--- start ---

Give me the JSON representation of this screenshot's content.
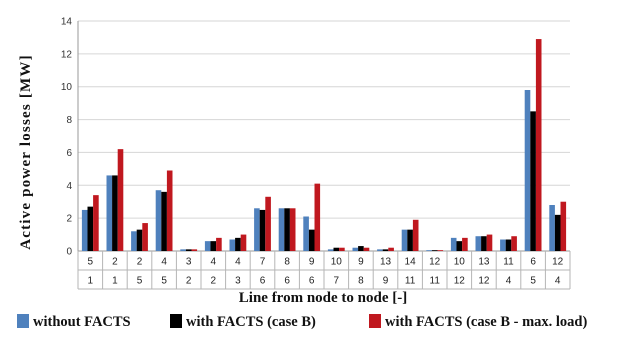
{
  "chart_data": {
    "type": "bar",
    "title": "",
    "ylabel": "Active power losses [MW]",
    "xlabel": "Line from node to node [-]",
    "ylim": [
      0,
      14
    ],
    "yticks": [
      "0",
      "2",
      "4",
      "6",
      "8",
      "10",
      "12",
      "14"
    ],
    "grid": "horizontal",
    "legend_position": "bottom",
    "categories": [
      {
        "from": "5",
        "to": "1"
      },
      {
        "from": "2",
        "to": "1"
      },
      {
        "from": "2",
        "to": "5"
      },
      {
        "from": "4",
        "to": "5"
      },
      {
        "from": "3",
        "to": "2"
      },
      {
        "from": "4",
        "to": "2"
      },
      {
        "from": "4",
        "to": "3"
      },
      {
        "from": "7",
        "to": "6"
      },
      {
        "from": "8",
        "to": "6"
      },
      {
        "from": "9",
        "to": "6"
      },
      {
        "from": "10",
        "to": "7"
      },
      {
        "from": "9",
        "to": "8"
      },
      {
        "from": "13",
        "to": "9"
      },
      {
        "from": "14",
        "to": "11"
      },
      {
        "from": "12",
        "to": "11"
      },
      {
        "from": "10",
        "to": "12"
      },
      {
        "from": "13",
        "to": "12"
      },
      {
        "from": "11",
        "to": "4"
      },
      {
        "from": "6",
        "to": "5"
      },
      {
        "from": "12",
        "to": "4"
      }
    ],
    "series": [
      {
        "name": "without FACTS",
        "color": "#4f81bd",
        "values": [
          2.5,
          4.6,
          1.2,
          3.7,
          0.1,
          0.6,
          0.7,
          2.6,
          2.6,
          2.1,
          0.1,
          0.2,
          0.1,
          1.3,
          0.05,
          0.8,
          0.9,
          0.7,
          9.8,
          2.8
        ]
      },
      {
        "name": "with FACTS (case B)",
        "color": "#000000",
        "values": [
          2.7,
          4.6,
          1.3,
          3.6,
          0.1,
          0.6,
          0.8,
          2.5,
          2.6,
          1.3,
          0.2,
          0.3,
          0.1,
          1.3,
          0.05,
          0.6,
          0.9,
          0.7,
          8.5,
          2.2
        ]
      },
      {
        "name": "with FACTS (case B - max. load)",
        "color": "#c0181f",
        "values": [
          3.4,
          6.2,
          1.7,
          4.9,
          0.1,
          0.8,
          1.0,
          3.3,
          2.6,
          4.1,
          0.2,
          0.2,
          0.2,
          1.9,
          0.05,
          0.8,
          1.0,
          0.9,
          12.9,
          3.0
        ]
      }
    ]
  }
}
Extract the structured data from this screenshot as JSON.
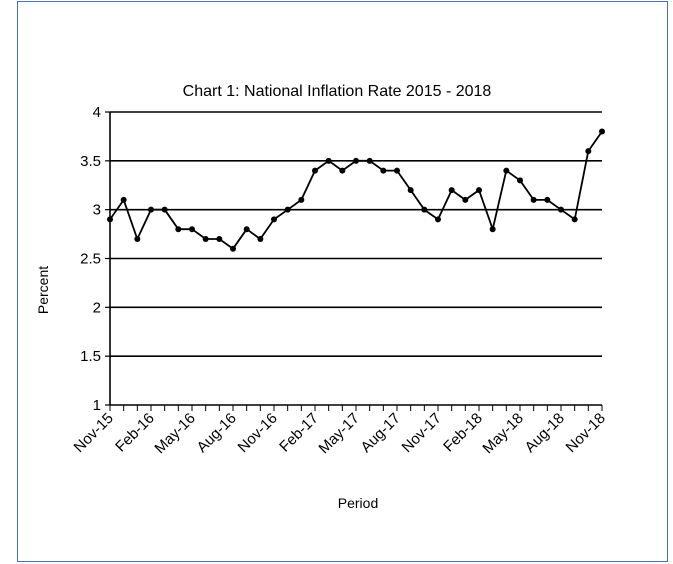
{
  "chart_data": {
    "type": "line",
    "title": "Chart 1: National Inflation Rate 2015 - 2018",
    "xlabel": "Period",
    "ylabel": "Percent",
    "ylim": [
      1,
      4
    ],
    "yticks": [
      "1",
      "1.5",
      "2",
      "2.5",
      "3",
      "3.5",
      "4"
    ],
    "x_tick_labels": [
      "Nov-15",
      "Feb-16",
      "May-16",
      "Aug-16",
      "Nov-16",
      "Feb-17",
      "May-17",
      "Aug-17",
      "Nov-17",
      "Feb-18",
      "May-18",
      "Aug-18",
      "Nov-18"
    ],
    "grid": "horizontal",
    "legend": "none",
    "line_color": "#000000",
    "series": [
      {
        "x": [
          "Nov-15",
          "Dec-15",
          "Jan-16",
          "Feb-16",
          "Mar-16",
          "Apr-16",
          "May-16",
          "Jun-16",
          "Jul-16",
          "Aug-16",
          "Sep-16",
          "Oct-16",
          "Nov-16",
          "Dec-16",
          "Jan-17",
          "Feb-17",
          "Mar-17",
          "Apr-17",
          "May-17",
          "Jun-17",
          "Jul-17",
          "Aug-17",
          "Sep-17",
          "Oct-17",
          "Nov-17",
          "Dec-17",
          "Jan-18",
          "Feb-18",
          "Mar-18",
          "Apr-18",
          "May-18",
          "Jun-18",
          "Jul-18",
          "Aug-18",
          "Sep-18",
          "Oct-18",
          "Nov-18"
        ],
        "values": [
          2.9,
          3.1,
          2.7,
          3.0,
          3.0,
          2.8,
          2.8,
          2.7,
          2.7,
          2.6,
          2.8,
          2.7,
          2.9,
          3.0,
          3.1,
          3.4,
          3.5,
          3.4,
          3.5,
          3.5,
          3.4,
          3.4,
          3.2,
          3.0,
          2.9,
          3.2,
          3.1,
          3.2,
          2.8,
          3.4,
          3.3,
          3.1,
          3.1,
          3.0,
          2.9,
          3.6,
          3.8
        ]
      }
    ]
  }
}
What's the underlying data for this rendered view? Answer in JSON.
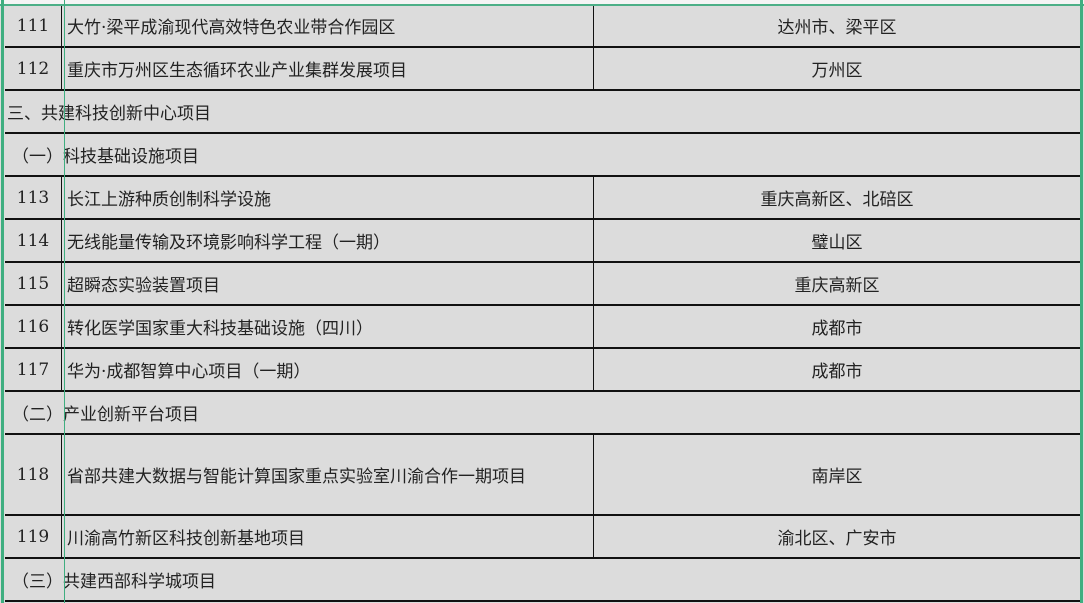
{
  "rows": [
    {
      "type": "item",
      "no": "111",
      "name": "大竹·梁平成渝现代高效特色农业带合作园区",
      "location": "达州市、梁平区"
    },
    {
      "type": "item",
      "no": "112",
      "name": "重庆市万州区生态循环农业产业集群发展项目",
      "location": "万州区"
    },
    {
      "type": "section",
      "title": "三、共建科技创新中心项目"
    },
    {
      "type": "subsection",
      "title": "（一）科技基础设施项目"
    },
    {
      "type": "item",
      "no": "113",
      "name": "长江上游种质创制科学设施",
      "location": "重庆高新区、北碚区"
    },
    {
      "type": "item",
      "no": "114",
      "name": "无线能量传输及环境影响科学工程（一期）",
      "location": "璧山区"
    },
    {
      "type": "item",
      "no": "115",
      "name": "超瞬态实验装置项目",
      "location": "重庆高新区"
    },
    {
      "type": "item",
      "no": "116",
      "name": "转化医学国家重大科技基础设施（四川）",
      "location": "成都市"
    },
    {
      "type": "item",
      "no": "117",
      "name": "华为·成都智算中心项目（一期）",
      "location": "成都市"
    },
    {
      "type": "subsection",
      "title": "（二）产业创新平台项目"
    },
    {
      "type": "item",
      "no": "118",
      "name": "省部共建大数据与智能计算国家重点实验室川渝合作一期项目",
      "location": "南岸区"
    },
    {
      "type": "item",
      "no": "119",
      "name": "川渝高竹新区科技创新基地项目",
      "location": "渝北区、广安市"
    },
    {
      "type": "subsection",
      "title": "（三）共建西部科学城项目"
    }
  ]
}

--- end ---

= STATED EXERCISE =
Copy every line in the records above that contains the word "JSON".

= WRITTEN SOLUTION =
Give me the JSON representation of this screenshot's content.
Extract the structured data from this screenshot as JSON.
What's the underlying data for this rendered view? Answer in JSON.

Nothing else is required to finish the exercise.